▶ **SET TASK**
Copy the entries below unchanged, starting from the first line and continuing through the line containing "table-row: 2005年 -1.39", with that line included.

+===+

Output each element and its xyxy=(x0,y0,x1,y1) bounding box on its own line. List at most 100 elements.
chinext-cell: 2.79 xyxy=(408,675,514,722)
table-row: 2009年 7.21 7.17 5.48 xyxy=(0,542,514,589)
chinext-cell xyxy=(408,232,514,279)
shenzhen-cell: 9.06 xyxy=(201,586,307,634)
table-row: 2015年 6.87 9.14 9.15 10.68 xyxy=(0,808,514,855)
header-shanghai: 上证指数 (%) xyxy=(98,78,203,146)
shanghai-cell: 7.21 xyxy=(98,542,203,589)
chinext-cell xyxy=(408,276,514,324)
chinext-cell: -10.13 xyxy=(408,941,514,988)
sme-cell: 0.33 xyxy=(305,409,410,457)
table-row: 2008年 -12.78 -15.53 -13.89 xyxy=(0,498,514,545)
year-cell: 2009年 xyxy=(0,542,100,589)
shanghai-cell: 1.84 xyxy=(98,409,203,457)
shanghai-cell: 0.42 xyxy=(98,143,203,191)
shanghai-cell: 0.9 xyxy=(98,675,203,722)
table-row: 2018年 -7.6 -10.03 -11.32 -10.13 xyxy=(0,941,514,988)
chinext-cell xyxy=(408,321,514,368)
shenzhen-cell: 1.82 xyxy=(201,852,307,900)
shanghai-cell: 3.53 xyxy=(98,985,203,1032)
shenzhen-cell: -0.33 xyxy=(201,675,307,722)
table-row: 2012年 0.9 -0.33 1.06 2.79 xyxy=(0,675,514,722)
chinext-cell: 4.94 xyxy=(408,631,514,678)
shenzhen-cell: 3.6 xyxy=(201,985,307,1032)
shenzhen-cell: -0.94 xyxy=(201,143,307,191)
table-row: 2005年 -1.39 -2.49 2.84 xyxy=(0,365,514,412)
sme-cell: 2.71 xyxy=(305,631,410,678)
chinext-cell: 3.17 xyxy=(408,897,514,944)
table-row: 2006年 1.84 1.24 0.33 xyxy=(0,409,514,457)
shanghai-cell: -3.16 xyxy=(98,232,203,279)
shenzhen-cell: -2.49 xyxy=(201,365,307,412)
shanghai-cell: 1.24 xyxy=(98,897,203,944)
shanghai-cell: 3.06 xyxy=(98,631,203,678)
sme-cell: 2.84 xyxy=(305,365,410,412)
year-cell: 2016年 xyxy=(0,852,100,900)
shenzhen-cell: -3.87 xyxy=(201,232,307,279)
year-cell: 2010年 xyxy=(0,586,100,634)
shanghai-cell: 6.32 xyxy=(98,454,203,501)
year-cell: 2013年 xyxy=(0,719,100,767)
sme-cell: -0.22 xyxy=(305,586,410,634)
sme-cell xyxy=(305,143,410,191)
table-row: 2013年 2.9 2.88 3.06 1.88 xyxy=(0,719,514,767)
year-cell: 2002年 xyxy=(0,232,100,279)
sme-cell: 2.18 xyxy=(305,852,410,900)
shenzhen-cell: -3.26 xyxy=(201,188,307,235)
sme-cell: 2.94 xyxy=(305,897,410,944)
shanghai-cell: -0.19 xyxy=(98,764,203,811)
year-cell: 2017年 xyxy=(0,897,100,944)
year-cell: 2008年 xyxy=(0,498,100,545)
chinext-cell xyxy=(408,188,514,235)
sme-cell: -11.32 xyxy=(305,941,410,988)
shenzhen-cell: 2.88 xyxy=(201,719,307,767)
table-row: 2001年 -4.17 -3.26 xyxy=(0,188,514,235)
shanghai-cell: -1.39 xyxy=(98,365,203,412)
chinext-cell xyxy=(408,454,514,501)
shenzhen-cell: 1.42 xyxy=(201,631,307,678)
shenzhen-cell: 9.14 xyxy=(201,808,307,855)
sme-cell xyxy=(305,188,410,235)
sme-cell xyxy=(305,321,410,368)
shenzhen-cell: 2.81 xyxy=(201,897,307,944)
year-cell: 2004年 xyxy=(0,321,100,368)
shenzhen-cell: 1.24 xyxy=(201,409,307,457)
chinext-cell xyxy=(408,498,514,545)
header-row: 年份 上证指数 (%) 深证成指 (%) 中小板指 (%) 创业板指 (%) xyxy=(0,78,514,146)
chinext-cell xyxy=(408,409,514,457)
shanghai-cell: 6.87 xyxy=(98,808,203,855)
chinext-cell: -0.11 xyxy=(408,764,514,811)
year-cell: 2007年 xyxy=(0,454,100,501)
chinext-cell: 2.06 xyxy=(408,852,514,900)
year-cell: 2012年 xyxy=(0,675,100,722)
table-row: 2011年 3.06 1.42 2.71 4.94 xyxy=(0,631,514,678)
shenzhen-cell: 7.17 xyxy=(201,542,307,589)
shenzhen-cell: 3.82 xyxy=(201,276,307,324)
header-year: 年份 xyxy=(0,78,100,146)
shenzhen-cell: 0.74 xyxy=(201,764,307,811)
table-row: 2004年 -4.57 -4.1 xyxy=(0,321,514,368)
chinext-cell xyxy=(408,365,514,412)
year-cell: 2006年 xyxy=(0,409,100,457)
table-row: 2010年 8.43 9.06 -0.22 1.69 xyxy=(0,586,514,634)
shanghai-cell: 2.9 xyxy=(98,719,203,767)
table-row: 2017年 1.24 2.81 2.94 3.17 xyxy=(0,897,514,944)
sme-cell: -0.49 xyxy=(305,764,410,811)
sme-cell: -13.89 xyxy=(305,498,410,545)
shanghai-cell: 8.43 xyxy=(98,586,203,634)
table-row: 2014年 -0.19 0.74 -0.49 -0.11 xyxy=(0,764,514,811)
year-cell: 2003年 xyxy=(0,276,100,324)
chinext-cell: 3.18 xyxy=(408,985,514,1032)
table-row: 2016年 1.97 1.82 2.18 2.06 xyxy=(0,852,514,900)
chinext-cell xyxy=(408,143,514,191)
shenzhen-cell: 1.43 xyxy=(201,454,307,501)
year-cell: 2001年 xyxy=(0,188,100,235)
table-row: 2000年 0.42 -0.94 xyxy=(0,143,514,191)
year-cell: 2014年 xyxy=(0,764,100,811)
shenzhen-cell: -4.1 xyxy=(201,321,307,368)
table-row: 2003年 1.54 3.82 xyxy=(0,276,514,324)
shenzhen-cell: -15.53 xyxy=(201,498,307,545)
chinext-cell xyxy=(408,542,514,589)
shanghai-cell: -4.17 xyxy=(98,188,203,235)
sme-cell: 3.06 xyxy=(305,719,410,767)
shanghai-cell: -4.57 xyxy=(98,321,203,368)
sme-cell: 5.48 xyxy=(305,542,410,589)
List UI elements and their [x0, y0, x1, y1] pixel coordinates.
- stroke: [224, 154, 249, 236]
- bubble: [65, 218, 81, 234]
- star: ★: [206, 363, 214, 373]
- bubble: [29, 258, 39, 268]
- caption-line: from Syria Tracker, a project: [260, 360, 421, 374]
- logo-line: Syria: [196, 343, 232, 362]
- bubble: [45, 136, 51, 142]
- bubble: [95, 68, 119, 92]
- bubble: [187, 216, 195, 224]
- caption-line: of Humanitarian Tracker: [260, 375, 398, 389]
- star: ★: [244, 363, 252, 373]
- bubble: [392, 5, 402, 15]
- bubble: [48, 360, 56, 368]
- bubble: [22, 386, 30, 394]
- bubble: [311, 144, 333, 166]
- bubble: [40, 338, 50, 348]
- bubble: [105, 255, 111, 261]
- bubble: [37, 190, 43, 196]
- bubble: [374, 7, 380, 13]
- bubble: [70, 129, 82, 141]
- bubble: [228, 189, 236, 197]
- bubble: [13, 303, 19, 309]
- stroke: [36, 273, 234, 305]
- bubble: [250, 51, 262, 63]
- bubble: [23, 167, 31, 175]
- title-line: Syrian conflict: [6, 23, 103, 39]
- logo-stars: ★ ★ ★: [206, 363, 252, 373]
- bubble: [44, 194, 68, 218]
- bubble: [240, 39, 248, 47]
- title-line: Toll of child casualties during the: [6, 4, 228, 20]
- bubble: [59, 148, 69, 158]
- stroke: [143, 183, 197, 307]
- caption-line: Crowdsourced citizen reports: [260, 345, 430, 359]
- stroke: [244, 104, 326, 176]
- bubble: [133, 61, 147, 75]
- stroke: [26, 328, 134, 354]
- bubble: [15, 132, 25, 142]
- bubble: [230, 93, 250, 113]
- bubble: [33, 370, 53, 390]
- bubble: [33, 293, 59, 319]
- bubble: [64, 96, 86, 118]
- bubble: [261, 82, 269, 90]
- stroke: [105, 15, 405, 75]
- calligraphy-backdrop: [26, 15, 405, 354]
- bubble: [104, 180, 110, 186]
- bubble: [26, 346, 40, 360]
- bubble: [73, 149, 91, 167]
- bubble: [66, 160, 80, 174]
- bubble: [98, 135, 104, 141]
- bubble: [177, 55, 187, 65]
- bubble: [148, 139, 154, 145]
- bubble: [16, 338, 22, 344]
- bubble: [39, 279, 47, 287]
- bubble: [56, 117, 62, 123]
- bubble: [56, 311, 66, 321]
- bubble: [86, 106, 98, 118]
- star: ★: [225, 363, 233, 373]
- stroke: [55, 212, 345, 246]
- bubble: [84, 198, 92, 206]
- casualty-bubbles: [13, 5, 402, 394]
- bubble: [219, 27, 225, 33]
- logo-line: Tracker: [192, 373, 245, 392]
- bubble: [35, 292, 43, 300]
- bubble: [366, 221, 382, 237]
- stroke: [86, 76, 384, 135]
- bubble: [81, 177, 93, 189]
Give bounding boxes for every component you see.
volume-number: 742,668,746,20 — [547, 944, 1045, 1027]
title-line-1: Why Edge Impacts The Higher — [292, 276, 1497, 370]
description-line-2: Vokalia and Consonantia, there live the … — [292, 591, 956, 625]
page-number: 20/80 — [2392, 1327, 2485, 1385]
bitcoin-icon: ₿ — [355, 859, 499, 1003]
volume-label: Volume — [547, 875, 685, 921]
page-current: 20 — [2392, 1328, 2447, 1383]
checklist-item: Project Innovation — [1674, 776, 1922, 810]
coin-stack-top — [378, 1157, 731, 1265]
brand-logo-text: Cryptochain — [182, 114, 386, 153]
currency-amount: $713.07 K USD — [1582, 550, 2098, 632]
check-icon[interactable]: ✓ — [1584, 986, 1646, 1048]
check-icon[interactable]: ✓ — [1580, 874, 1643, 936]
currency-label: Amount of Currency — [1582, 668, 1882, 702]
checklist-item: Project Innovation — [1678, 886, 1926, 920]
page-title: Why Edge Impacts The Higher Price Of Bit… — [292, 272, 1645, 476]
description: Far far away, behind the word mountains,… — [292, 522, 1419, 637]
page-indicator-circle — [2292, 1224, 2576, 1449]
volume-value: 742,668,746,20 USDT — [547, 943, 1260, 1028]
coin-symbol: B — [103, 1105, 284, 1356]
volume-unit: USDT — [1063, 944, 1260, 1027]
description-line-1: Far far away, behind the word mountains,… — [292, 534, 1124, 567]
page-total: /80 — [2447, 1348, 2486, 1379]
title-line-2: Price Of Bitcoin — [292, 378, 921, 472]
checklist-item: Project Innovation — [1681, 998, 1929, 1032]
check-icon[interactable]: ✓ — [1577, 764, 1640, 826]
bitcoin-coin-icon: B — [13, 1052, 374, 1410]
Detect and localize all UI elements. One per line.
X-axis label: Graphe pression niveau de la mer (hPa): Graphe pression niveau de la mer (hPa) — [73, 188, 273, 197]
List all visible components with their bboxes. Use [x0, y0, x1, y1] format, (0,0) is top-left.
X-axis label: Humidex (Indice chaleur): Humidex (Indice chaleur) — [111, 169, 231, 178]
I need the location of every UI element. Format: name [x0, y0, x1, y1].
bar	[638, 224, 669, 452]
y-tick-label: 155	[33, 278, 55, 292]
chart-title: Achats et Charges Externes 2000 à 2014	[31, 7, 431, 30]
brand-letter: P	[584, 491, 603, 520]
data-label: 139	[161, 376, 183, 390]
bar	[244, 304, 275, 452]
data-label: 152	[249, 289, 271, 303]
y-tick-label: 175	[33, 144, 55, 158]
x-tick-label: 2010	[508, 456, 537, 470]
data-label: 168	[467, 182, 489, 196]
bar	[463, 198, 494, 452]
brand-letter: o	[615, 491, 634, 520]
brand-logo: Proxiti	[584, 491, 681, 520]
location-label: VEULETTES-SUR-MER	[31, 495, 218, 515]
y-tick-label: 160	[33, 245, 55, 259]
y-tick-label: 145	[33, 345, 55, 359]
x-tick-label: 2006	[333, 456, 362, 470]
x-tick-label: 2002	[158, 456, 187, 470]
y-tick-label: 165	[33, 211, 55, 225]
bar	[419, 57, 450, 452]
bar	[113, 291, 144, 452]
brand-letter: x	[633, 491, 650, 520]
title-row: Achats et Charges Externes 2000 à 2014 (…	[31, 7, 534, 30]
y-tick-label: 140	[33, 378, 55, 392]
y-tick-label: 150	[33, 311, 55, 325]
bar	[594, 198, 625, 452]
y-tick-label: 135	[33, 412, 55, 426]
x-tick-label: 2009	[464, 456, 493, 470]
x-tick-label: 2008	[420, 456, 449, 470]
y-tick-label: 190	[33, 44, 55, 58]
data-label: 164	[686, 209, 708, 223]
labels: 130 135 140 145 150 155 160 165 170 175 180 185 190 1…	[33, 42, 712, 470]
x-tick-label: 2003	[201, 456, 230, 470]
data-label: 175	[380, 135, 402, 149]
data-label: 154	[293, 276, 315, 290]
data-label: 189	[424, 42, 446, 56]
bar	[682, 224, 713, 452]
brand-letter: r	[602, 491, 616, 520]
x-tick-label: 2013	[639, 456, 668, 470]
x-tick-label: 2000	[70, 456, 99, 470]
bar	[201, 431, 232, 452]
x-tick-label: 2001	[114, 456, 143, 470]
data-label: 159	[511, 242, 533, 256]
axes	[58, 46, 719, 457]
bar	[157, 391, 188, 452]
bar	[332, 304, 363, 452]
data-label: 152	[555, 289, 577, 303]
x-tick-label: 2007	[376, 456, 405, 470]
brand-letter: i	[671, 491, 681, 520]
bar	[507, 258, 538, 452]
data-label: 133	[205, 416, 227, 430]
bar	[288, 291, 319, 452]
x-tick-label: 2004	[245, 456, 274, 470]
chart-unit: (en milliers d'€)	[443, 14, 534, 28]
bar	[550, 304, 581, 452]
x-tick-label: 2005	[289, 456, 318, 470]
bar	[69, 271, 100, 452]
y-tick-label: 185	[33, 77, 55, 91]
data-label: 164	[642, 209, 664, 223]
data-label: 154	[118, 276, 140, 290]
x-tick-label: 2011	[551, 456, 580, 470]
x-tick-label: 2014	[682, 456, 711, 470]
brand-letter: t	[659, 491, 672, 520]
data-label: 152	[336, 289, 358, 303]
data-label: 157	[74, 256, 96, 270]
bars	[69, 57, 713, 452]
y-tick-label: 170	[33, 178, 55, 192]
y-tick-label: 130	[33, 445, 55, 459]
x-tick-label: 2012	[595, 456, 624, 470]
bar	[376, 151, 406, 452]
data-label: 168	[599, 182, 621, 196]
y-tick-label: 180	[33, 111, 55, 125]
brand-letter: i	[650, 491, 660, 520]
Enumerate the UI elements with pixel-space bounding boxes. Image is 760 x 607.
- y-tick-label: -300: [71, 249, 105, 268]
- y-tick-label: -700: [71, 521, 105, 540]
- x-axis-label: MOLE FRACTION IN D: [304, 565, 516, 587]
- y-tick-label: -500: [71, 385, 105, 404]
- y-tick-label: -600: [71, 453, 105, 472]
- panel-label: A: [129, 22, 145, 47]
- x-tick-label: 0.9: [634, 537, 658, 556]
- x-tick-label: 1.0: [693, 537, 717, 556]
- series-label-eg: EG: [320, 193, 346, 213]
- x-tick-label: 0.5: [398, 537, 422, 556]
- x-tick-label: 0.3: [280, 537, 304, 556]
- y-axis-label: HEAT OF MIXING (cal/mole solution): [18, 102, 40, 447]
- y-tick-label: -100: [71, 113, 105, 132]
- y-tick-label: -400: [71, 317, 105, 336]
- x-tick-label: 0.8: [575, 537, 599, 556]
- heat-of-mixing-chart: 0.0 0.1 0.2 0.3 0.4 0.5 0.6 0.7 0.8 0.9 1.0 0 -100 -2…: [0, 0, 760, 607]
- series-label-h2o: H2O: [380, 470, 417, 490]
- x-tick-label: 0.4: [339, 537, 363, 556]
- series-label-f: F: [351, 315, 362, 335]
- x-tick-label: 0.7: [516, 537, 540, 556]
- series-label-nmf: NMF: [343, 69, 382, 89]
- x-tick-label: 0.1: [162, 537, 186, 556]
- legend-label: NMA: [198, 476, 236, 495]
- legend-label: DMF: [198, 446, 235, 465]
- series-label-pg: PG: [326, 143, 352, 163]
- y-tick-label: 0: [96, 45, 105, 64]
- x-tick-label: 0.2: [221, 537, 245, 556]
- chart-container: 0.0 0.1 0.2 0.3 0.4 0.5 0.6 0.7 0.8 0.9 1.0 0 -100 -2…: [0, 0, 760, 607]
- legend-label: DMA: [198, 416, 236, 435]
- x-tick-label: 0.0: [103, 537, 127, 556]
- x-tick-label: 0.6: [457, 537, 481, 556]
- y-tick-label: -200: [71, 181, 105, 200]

+===+

▶ **WORKED SOLUTION**
Output each element and its xyxy=(x0,y0,x1,y1) bounding box on its own line. List at most 100 elements.
chinext-cell: 2.79 xyxy=(408,675,514,722)
table-row: 2009年 7.21 7.17 5.48 xyxy=(0,542,514,589)
chinext-cell xyxy=(408,232,514,279)
shenzhen-cell: 9.06 xyxy=(201,586,307,634)
table-row: 2015年 6.87 9.14 9.15 10.68 xyxy=(0,808,514,855)
header-shanghai: 上证指数 (%) xyxy=(98,78,203,146)
shanghai-cell: 7.21 xyxy=(98,542,203,589)
chinext-cell xyxy=(408,276,514,324)
chinext-cell: -10.13 xyxy=(408,941,514,988)
sme-cell: 0.33 xyxy=(305,409,410,457)
table-row: 2008年 -12.78 -15.53 -13.89 xyxy=(0,498,514,545)
year-cell: 2009年 xyxy=(0,542,100,589)
shanghai-cell: 1.84 xyxy=(98,409,203,457)
shanghai-cell: 0.42 xyxy=(98,143,203,191)
shanghai-cell: 0.9 xyxy=(98,675,203,722)
table-row: 2018年 -7.6 -10.03 -11.32 -10.13 xyxy=(0,941,514,988)
chinext-cell xyxy=(408,321,514,368)
shenzhen-cell: 1.82 xyxy=(201,852,307,900)
shanghai-cell: 3.53 xyxy=(98,985,203,1032)
shenzhen-cell: -0.33 xyxy=(201,675,307,722)
table-row: 2012年 0.9 -0.33 1.06 2.79 xyxy=(0,675,514,722)
chinext-cell: 4.94 xyxy=(408,631,514,678)
shenzhen-cell: 3.6 xyxy=(201,985,307,1032)
shenzhen-cell: -0.94 xyxy=(201,143,307,191)
table-row: 2005年 -1.39 -2.49 2.84 xyxy=(0,365,514,412)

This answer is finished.